- Requirements:
Reproduce the data that follows in its entirety, character for character.

======== Records ========

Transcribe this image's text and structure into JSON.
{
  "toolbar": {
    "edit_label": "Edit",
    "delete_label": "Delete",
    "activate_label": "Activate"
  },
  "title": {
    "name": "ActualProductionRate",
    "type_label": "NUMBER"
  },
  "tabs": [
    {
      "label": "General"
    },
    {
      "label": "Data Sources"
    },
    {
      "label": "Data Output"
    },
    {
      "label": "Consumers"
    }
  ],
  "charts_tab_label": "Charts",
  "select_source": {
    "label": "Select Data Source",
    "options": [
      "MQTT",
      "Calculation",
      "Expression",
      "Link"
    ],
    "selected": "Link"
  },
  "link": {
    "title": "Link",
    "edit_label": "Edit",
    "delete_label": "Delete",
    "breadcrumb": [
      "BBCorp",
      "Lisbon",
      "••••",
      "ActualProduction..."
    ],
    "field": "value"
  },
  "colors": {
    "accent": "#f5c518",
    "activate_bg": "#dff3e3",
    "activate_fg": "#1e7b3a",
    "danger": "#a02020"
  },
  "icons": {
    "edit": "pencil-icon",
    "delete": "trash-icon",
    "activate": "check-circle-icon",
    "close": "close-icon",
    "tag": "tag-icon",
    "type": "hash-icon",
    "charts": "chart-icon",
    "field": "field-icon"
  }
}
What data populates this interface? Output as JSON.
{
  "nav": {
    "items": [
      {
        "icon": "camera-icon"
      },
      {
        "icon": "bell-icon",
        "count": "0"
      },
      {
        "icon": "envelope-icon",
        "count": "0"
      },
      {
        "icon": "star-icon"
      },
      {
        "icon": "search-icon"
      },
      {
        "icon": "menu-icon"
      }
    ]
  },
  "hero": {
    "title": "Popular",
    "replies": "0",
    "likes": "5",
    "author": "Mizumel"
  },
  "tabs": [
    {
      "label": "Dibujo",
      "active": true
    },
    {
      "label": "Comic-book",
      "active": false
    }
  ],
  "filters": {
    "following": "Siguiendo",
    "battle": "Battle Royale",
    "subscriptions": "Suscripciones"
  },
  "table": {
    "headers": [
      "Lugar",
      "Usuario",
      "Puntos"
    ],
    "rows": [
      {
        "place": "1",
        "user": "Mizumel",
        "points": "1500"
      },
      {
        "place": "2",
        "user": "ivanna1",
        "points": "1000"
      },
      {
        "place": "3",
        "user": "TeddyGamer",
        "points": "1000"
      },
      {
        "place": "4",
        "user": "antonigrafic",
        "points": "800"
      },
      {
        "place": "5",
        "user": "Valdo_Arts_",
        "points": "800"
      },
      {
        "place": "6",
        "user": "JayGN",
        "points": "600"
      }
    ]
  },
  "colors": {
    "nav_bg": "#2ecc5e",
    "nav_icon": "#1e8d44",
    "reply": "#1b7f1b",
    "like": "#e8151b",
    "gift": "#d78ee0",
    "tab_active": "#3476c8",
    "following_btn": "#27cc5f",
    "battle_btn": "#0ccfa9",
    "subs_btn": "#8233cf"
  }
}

========

- Response below:
Transcribe this image's text and structure into JSON.
{
  "toolbar": {
    "edit_label": "Edit",
    "delete_label": "Delete",
    "activate_label": "Activate"
  },
  "title": {
    "name": "ActualProductionRate",
    "type_label": "NUMBER"
  },
  "tabs": [
    {
      "label": "General"
    },
    {
      "label": "Data Sources"
    },
    {
      "label": "Data Output"
    },
    {
      "label": "Consumers"
    }
  ],
  "charts_tab_label": "Charts",
  "select_source": {
    "label": "Select Data Source",
    "options": [
      "MQTT",
      "Calculation",
      "Expression",
      "Link"
    ],
    "selected": "Link"
  },
  "link": {
    "title": "Link",
    "edit_label": "Edit",
    "delete_label": "Delete",
    "breadcrumb": [
      "BBCorp",
      "Lisbon",
      "••••",
      "ActualProduction..."
    ],
    "field": "value"
  },
  "colors": {
    "accent": "#f5c518",
    "activate_bg": "#dff3e3",
    "activate_fg": "#1e7b3a",
    "danger": "#a02020"
  },
  "icons": {
    "edit": "pencil-icon",
    "delete": "trash-icon",
    "activate": "check-circle-icon",
    "close": "close-icon",
    "tag": "tag-icon",
    "type": "hash-icon",
    "charts": "chart-icon",
    "field": "field-icon"
  }
}
What data populates this interface? Output as JSON.
{
  "nav": {
    "items": [
      {
        "icon": "camera-icon"
      },
      {
        "icon": "bell-icon",
        "count": "0"
      },
      {
        "icon": "envelope-icon",
        "count": "0"
      },
      {
        "icon": "star-icon"
      },
      {
        "icon": "search-icon"
      },
      {
        "icon": "menu-icon"
      }
    ]
  },
  "hero": {
    "title": "Popular",
    "replies": "0",
    "likes": "5",
    "author": "Mizumel"
  },
  "tabs": [
    {
      "label": "Dibujo",
      "active": true
    },
    {
      "label": "Comic-book",
      "active": false
    }
  ],
  "filters": {
    "following": "Siguiendo",
    "battle": "Battle Royale",
    "subscriptions": "Suscripciones"
  },
  "table": {
    "headers": [
      "Lugar",
      "Usuario",
      "Puntos"
    ],
    "rows": [
      {
        "place": "1",
        "user": "Mizumel",
        "points": "1500"
      },
      {
        "place": "2",
        "user": "ivanna1",
        "points": "1000"
      },
      {
        "place": "3",
        "user": "TeddyGamer",
        "points": "1000"
      },
      {
        "place": "4",
        "user": "antonigrafic",
        "points": "800"
      },
      {
        "place": "5",
        "user": "Valdo_Arts_",
        "points": "800"
      },
      {
        "place": "6",
        "user": "JayGN",
        "points": "600"
      }
    ]
  },
  "colors": {
    "nav_bg": "#2ecc5e",
    "nav_icon": "#1e8d44",
    "reply": "#1b7f1b",
    "like": "#e8151b",
    "gift": "#d78ee0",
    "tab_active": "#3476c8",
    "following_btn": "#27cc5f",
    "battle_btn": "#0ccfa9",
    "subs_btn": "#8233cf"
  }
}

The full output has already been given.